* start INFORMATION SHOWN *

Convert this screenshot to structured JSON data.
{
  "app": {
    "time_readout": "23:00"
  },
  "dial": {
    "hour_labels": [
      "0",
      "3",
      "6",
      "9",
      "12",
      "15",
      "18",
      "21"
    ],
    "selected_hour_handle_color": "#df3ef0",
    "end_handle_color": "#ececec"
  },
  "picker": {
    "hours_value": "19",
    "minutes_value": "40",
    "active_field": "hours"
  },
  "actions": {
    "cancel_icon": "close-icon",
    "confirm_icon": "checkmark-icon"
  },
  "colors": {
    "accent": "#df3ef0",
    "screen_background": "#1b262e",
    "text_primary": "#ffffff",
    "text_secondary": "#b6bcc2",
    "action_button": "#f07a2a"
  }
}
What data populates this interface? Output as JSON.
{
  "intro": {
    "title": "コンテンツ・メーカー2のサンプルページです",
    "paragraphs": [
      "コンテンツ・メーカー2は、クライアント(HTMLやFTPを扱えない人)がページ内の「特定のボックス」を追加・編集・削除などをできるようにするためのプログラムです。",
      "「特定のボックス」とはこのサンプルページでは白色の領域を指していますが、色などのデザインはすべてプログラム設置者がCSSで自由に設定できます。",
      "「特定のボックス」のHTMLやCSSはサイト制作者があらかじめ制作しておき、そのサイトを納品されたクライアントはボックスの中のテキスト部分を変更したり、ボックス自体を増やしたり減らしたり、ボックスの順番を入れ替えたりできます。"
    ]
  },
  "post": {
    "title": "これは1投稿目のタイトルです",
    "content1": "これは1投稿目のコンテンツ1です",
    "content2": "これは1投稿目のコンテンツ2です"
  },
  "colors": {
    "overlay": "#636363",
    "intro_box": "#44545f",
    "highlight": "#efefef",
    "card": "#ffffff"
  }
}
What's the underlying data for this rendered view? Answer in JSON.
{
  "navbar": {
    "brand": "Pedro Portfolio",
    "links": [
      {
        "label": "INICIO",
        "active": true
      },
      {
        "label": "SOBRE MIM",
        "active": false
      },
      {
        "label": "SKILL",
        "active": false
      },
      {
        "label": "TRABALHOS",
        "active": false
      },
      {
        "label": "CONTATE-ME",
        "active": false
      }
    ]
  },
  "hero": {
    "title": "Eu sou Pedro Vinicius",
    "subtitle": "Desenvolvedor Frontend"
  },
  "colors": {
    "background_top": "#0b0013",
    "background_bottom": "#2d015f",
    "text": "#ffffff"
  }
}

* end INFORMATION SHOWN *

YOUR TASK
Find the line that contains "What's the underlying" in the listing above. Retype it and every line after it up to the last, exactly, and nothing else.

ANSWER TO THIS EXERCISE
What's the underlying data for this rendered view? Answer in JSON.
{
  "navbar": {
    "brand": "Pedro Portfolio",
    "links": [
      {
        "label": "INICIO",
        "active": true
      },
      {
        "label": "SOBRE MIM",
        "active": false
      },
      {
        "label": "SKILL",
        "active": false
      },
      {
        "label": "TRABALHOS",
        "active": false
      },
      {
        "label": "CONTATE-ME",
        "active": false
      }
    ]
  },
  "hero": {
    "title": "Eu sou Pedro Vinicius",
    "subtitle": "Desenvolvedor Frontend"
  },
  "colors": {
    "background_top": "#0b0013",
    "background_bottom": "#2d015f",
    "text": "#ffffff"
  }
}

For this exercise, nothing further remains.